═════ Records for processing ═════
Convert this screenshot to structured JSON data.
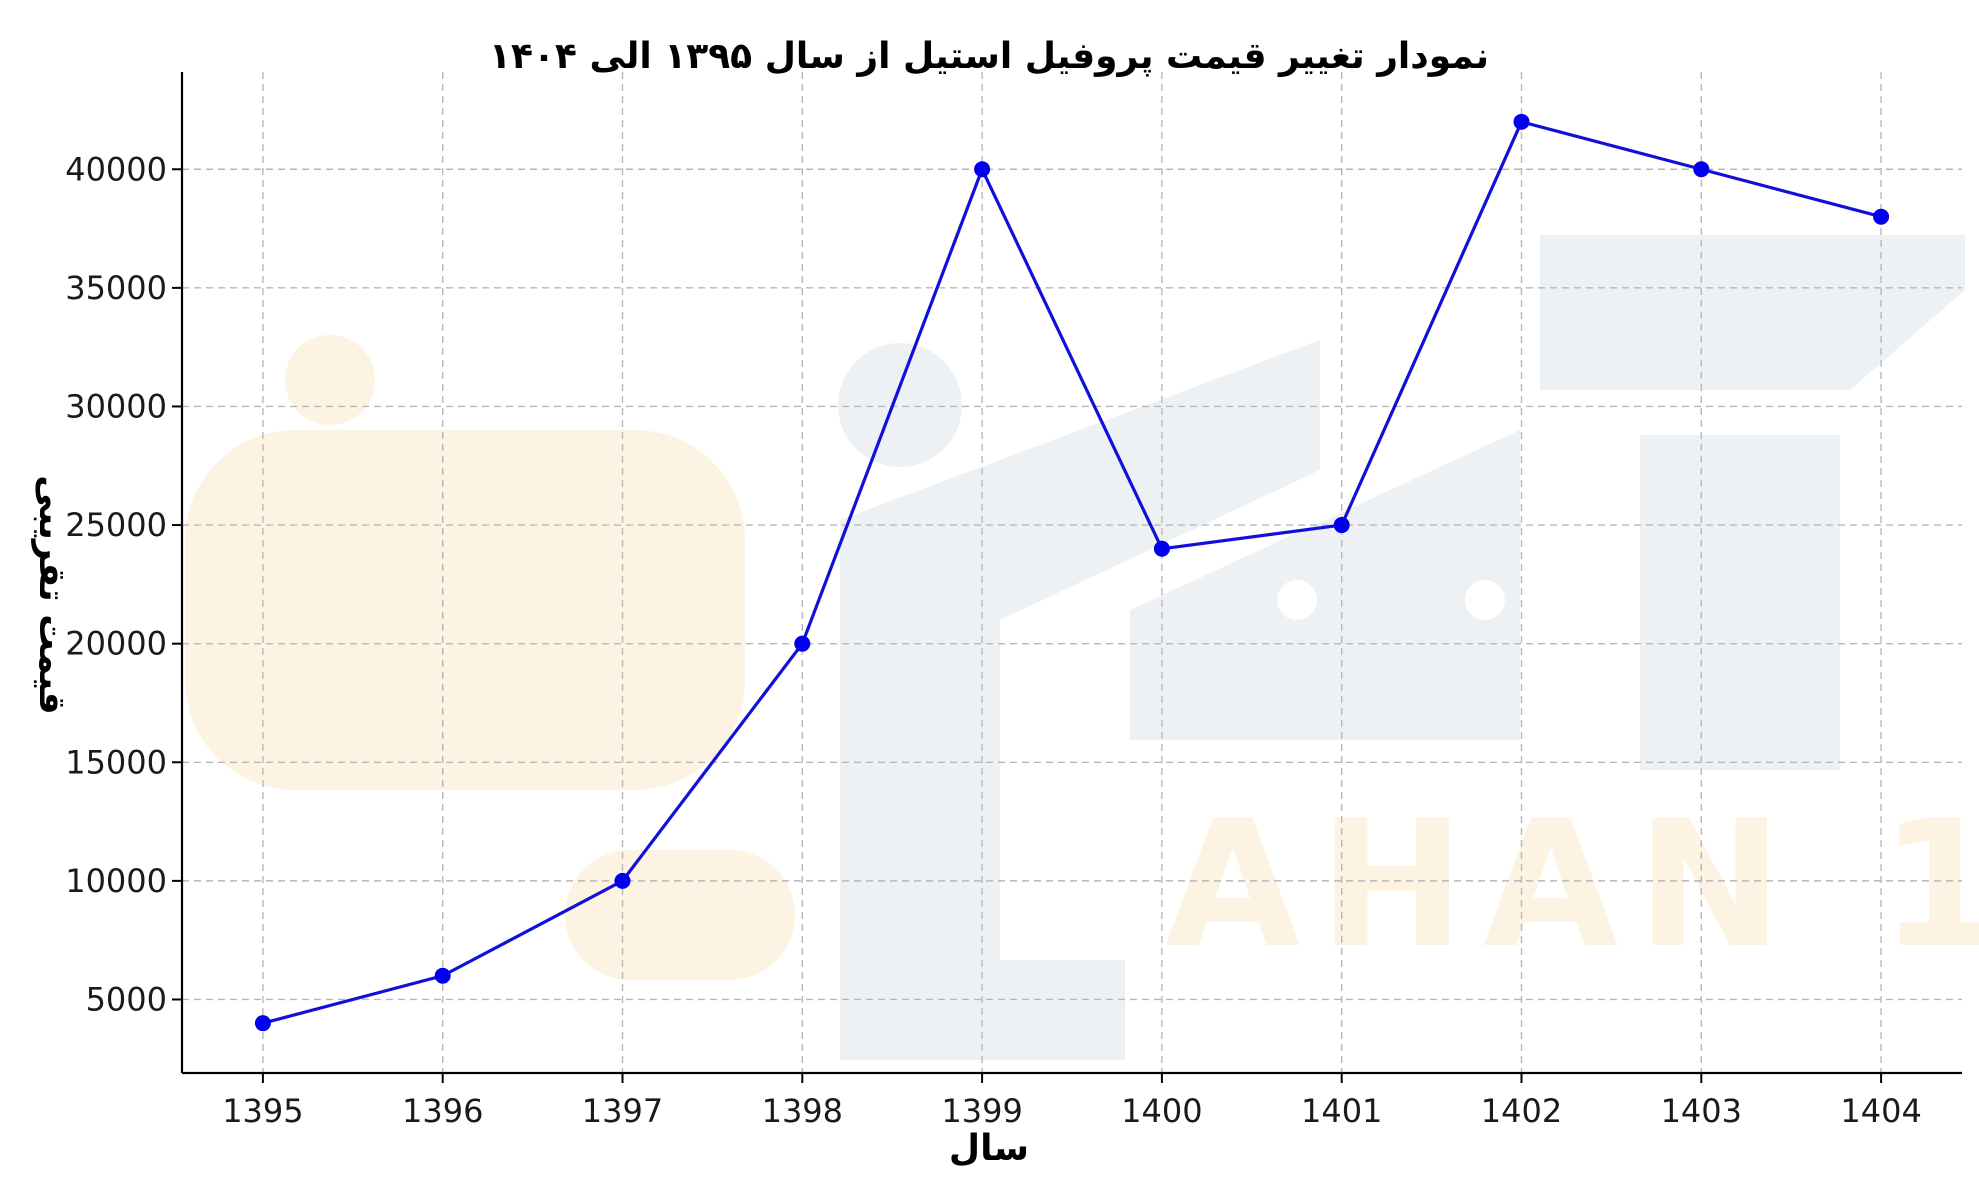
{
  "chart_data": {
    "type": "line",
    "title": "نمودار تغییر قیمت پروفیل استیل از سال ۱۳۹۵ الی ۱۴۰۴",
    "xlabel": "سال",
    "ylabel": "قیمت تقریبی",
    "x": [
      1395,
      1396,
      1397,
      1398,
      1399,
      1400,
      1401,
      1402,
      1403,
      1404
    ],
    "series": [
      {
        "values": [
          4000,
          6000,
          10000,
          20000,
          40000,
          24000,
          25000,
          42000,
          40000,
          38000
        ]
      }
    ],
    "xtick_labels": [
      "1395",
      "1396",
      "1397",
      "1398",
      "1399",
      "1400",
      "1401",
      "1402",
      "1403",
      "1404"
    ],
    "yticks": [
      5000,
      10000,
      15000,
      20000,
      25000,
      30000,
      35000,
      40000
    ],
    "ytick_labels": [
      "5000",
      "10000",
      "15000",
      "20000",
      "25000",
      "30000",
      "35000",
      "40000"
    ],
    "ylim": [
      1900,
      44100
    ],
    "xlim": [
      1394.55,
      1404.45
    ],
    "grid": true,
    "line_color": "#1010d8",
    "marker_color": "#0000ee",
    "watermark_text": "AHAN 1"
  }
}
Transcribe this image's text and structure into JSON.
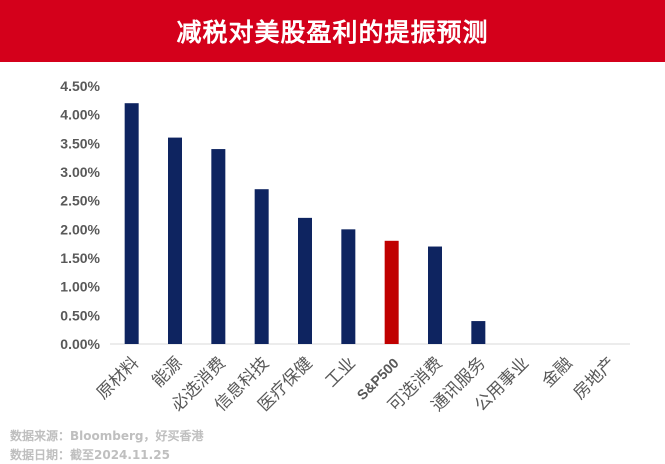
{
  "title": "减税对美股盈利的提振预测",
  "colors": {
    "title_bg": "#d4001b",
    "bar": "#0e2460",
    "highlight": "#c00000",
    "axis_text": "#595959",
    "grid": "#d9d9d9"
  },
  "chart_data": {
    "type": "bar",
    "title": "",
    "xlabel": "",
    "ylabel": "",
    "categories": [
      "原材料",
      "能源",
      "必选消费",
      "信息科技",
      "医疗保健",
      "工业",
      "S&P500",
      "可选消费",
      "通讯服务",
      "公用事业",
      "金融",
      "房地产"
    ],
    "values": [
      4.2,
      3.6,
      3.4,
      2.7,
      2.2,
      2.0,
      1.8,
      1.7,
      0.4,
      0,
      0,
      0
    ],
    "highlight_category": "S&P500",
    "ylim": [
      0,
      4.5
    ],
    "yticks": [
      "0.00%",
      "0.50%",
      "1.00%",
      "1.50%",
      "2.00%",
      "2.50%",
      "3.00%",
      "3.50%",
      "4.00%",
      "4.50%"
    ],
    "grid": false,
    "legend": "none"
  },
  "footer": {
    "source": "数据来源：Bloomberg，好买香港",
    "date": "数据日期：截至2024.11.25"
  }
}
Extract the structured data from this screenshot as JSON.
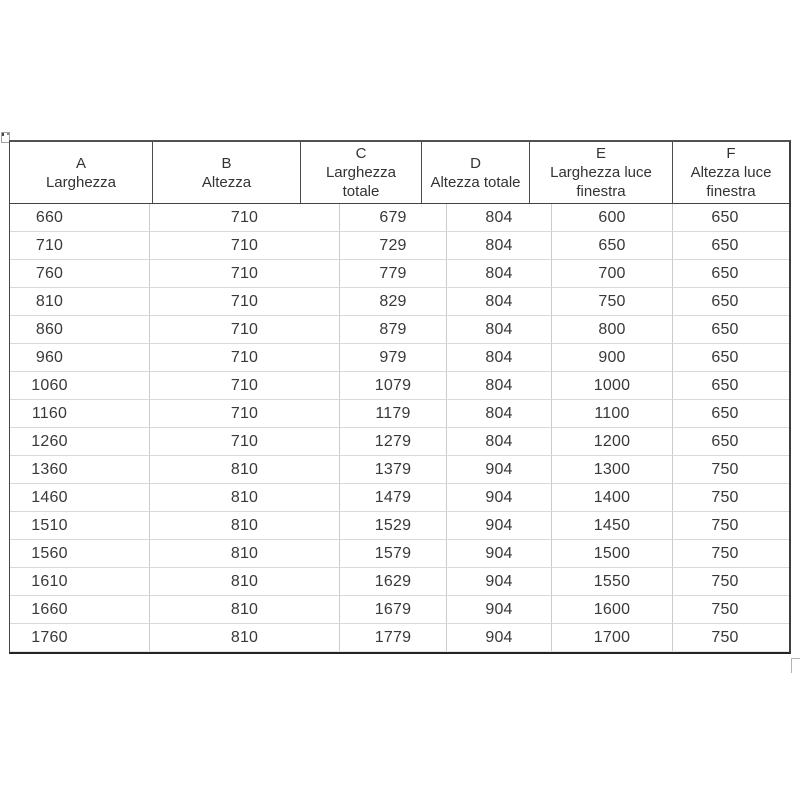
{
  "window": {
    "background": "#ffffff"
  },
  "colors": {
    "frame_border": "#454547",
    "header_divider": "#4b4b4d",
    "grid_vertical": "#c9cbce",
    "grid_horizontal": "#d8d9db",
    "text": "#39393b"
  },
  "icons": {
    "top_left_artifact": "object-anchor-mark",
    "bottom_right_artifact": "cell-corner-mark"
  },
  "table": {
    "columns": [
      {
        "letter": "A",
        "label": "Larghezza",
        "header_text": "A\nLarghezza"
      },
      {
        "letter": "B",
        "label": "Altezza",
        "header_text": "B\nAltezza"
      },
      {
        "letter": "C",
        "label": "Larghezza totale",
        "header_text": "C\nLarghezza\ntotale"
      },
      {
        "letter": "D",
        "label": "Altezza totale",
        "header_text": "D\nAltezza totale"
      },
      {
        "letter": "E",
        "label": "Larghezza luce finestra",
        "header_text": "E\nLarghezza luce\nfinestra"
      },
      {
        "letter": "F",
        "label": "Altezza luce finestra",
        "header_text": "F\nAltezza luce\nfinestra"
      }
    ],
    "rows": [
      [
        "660",
        "710",
        "679",
        "804",
        "600",
        "650"
      ],
      [
        "710",
        "710",
        "729",
        "804",
        "650",
        "650"
      ],
      [
        "760",
        "710",
        "779",
        "804",
        "700",
        "650"
      ],
      [
        "810",
        "710",
        "829",
        "804",
        "750",
        "650"
      ],
      [
        "860",
        "710",
        "879",
        "804",
        "800",
        "650"
      ],
      [
        "960",
        "710",
        "979",
        "804",
        "900",
        "650"
      ],
      [
        "1060",
        "710",
        "1079",
        "804",
        "1000",
        "650"
      ],
      [
        "1160",
        "710",
        "1179",
        "804",
        "1100",
        "650"
      ],
      [
        "1260",
        "710",
        "1279",
        "804",
        "1200",
        "650"
      ],
      [
        "1360",
        "810",
        "1379",
        "904",
        "1300",
        "750"
      ],
      [
        "1460",
        "810",
        "1479",
        "904",
        "1400",
        "750"
      ],
      [
        "1510",
        "810",
        "1529",
        "904",
        "1450",
        "750"
      ],
      [
        "1560",
        "810",
        "1579",
        "904",
        "1500",
        "750"
      ],
      [
        "1610",
        "810",
        "1629",
        "904",
        "1550",
        "750"
      ],
      [
        "1660",
        "810",
        "1679",
        "904",
        "1600",
        "750"
      ],
      [
        "1760",
        "810",
        "1779",
        "904",
        "1700",
        "750"
      ]
    ]
  }
}
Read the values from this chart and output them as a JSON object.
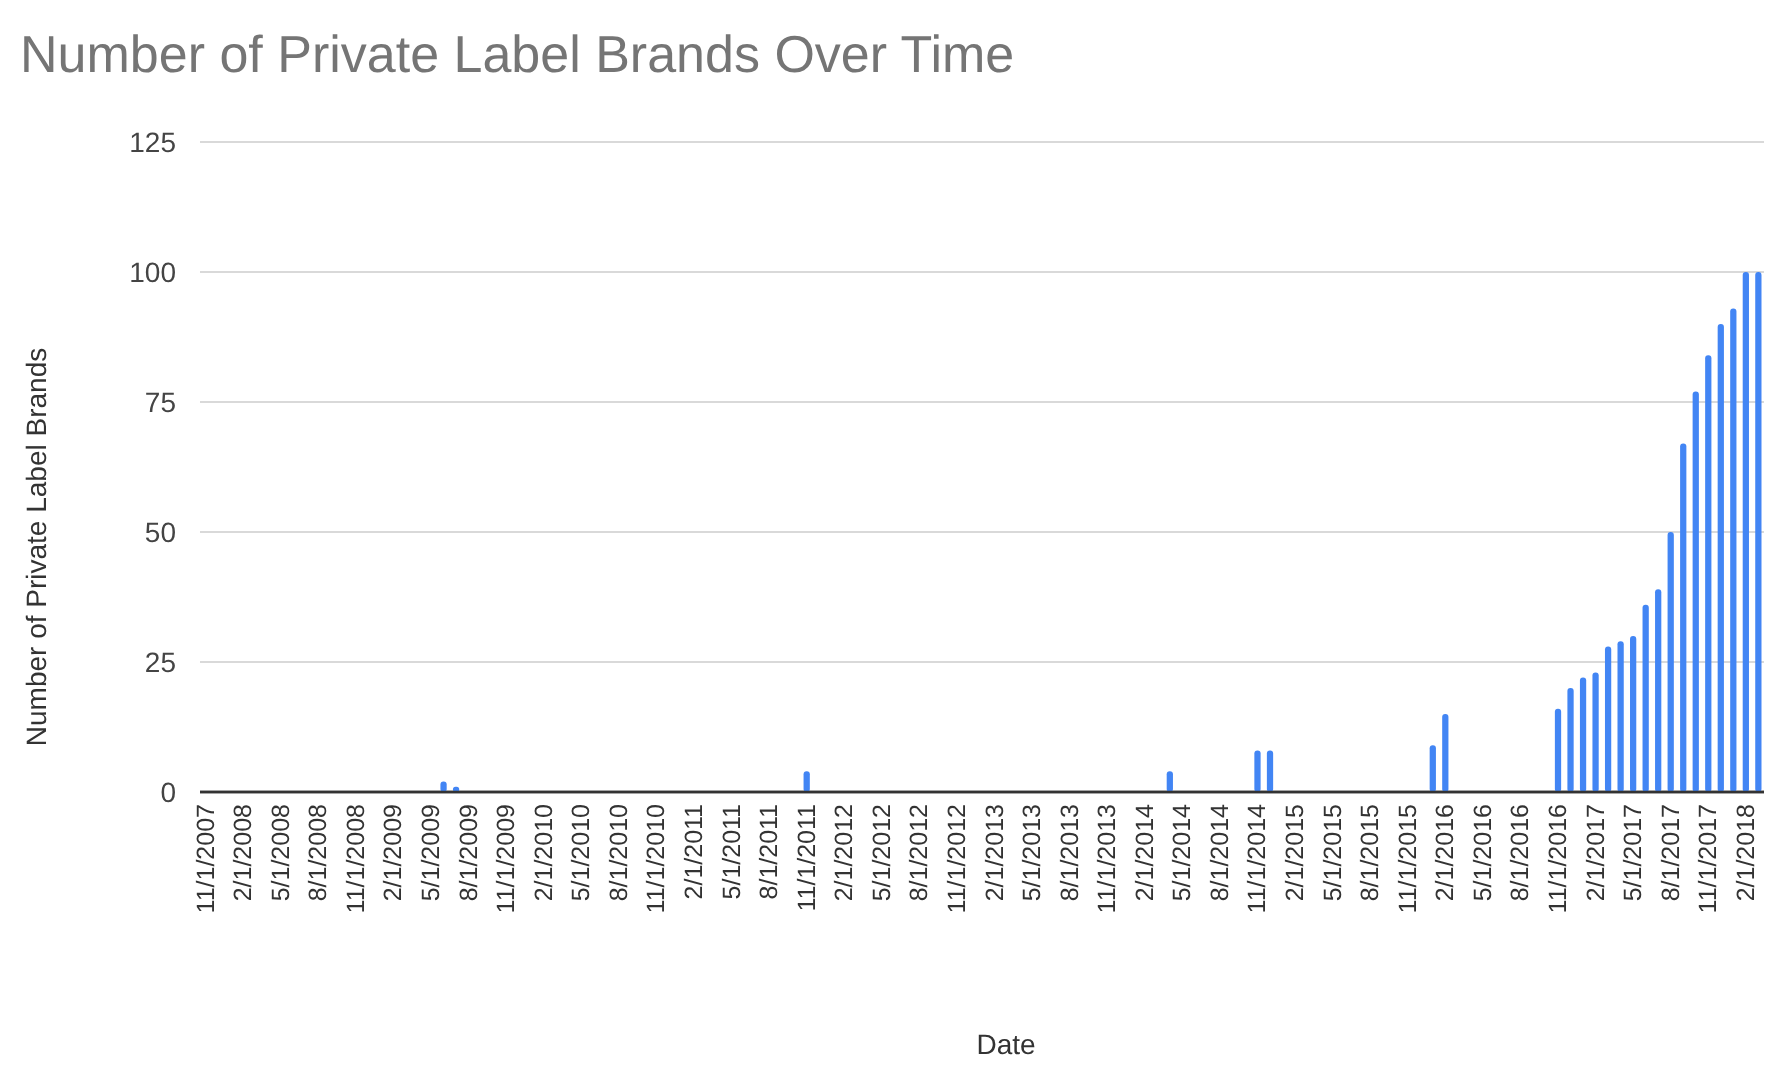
{
  "chart_data": {
    "type": "bar",
    "title": "Number of Private Label Brands Over Time",
    "xlabel": "Date",
    "ylabel": "Number of Private Label Brands",
    "categories": [
      "11/1/2007",
      null,
      null,
      "2/1/2008",
      null,
      null,
      "5/1/2008",
      null,
      null,
      "8/1/2008",
      null,
      null,
      "11/1/2008",
      null,
      null,
      "2/1/2009",
      null,
      null,
      "5/1/2009",
      null,
      null,
      "8/1/2009",
      null,
      null,
      "11/1/2009",
      null,
      null,
      "2/1/2010",
      null,
      null,
      "5/1/2010",
      null,
      null,
      "8/1/2010",
      null,
      null,
      "11/1/2010",
      null,
      null,
      "2/1/2011",
      null,
      null,
      "5/1/2011",
      null,
      null,
      "8/1/2011",
      null,
      null,
      "11/1/2011",
      null,
      null,
      "2/1/2012",
      null,
      null,
      "5/1/2012",
      null,
      null,
      "8/1/2012",
      null,
      null,
      "11/1/2012",
      null,
      null,
      "2/1/2013",
      null,
      null,
      "5/1/2013",
      null,
      null,
      "8/1/2013",
      null,
      null,
      "11/1/2013",
      null,
      null,
      "2/1/2014",
      null,
      null,
      "5/1/2014",
      null,
      null,
      "8/1/2014",
      null,
      null,
      "11/1/2014",
      null,
      null,
      "2/1/2015",
      null,
      null,
      "5/1/2015",
      null,
      null,
      "8/1/2015",
      null,
      null,
      "11/1/2015",
      null,
      null,
      "2/1/2016",
      null,
      null,
      "5/1/2016",
      null,
      null,
      "8/1/2016",
      null,
      null,
      "11/1/2016",
      null,
      null,
      "2/1/2017",
      null,
      null,
      "5/1/2017",
      null,
      null,
      "8/1/2017",
      null,
      null,
      "11/1/2017",
      null,
      null,
      "2/1/2018",
      null
    ],
    "values": [
      0,
      0,
      0,
      0,
      0,
      0,
      0,
      0,
      0,
      0,
      0,
      0,
      0,
      0,
      0,
      0,
      0,
      0,
      0,
      2,
      1,
      0,
      0,
      0,
      0,
      0,
      0,
      0,
      0,
      0,
      0,
      0,
      0,
      0,
      0,
      0,
      0,
      0,
      0,
      0,
      0,
      0,
      0,
      0,
      0,
      0,
      0,
      0,
      4,
      0,
      0,
      0,
      0,
      0,
      0,
      0,
      0,
      0,
      0,
      0,
      0,
      0,
      0,
      0,
      0,
      0,
      0,
      0,
      0,
      0,
      0,
      0,
      0,
      0,
      0,
      0,
      0,
      4,
      0,
      0,
      0,
      0,
      0,
      0,
      8,
      8,
      0,
      0,
      0,
      0,
      0,
      0,
      0,
      0,
      0,
      0,
      0,
      0,
      9,
      15,
      0,
      0,
      0,
      0,
      0,
      0,
      0,
      0,
      16,
      20,
      22,
      23,
      28,
      29,
      30,
      36,
      39,
      50,
      67,
      77,
      84,
      90,
      93,
      100,
      100
    ],
    "color": "#4285f4",
    "ylim": [
      0,
      125
    ],
    "yticks": [
      0,
      25,
      50,
      75,
      100,
      125
    ],
    "grid": "y"
  }
}
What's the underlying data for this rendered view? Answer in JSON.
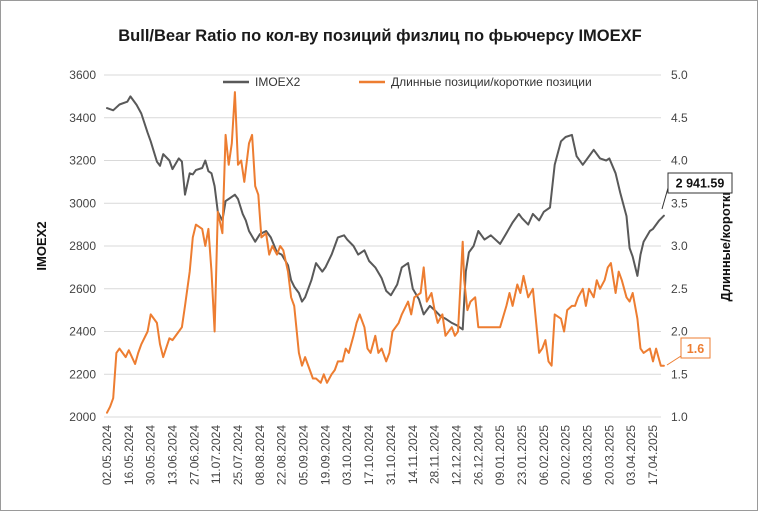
═════
[What you have to do]
In the entries above, find every line holding the word "Number" and copy it out.

[Final result]
    "title": "Number of Private Label Brands Over Time",
    "ylabel": "Number of Private Label Brands",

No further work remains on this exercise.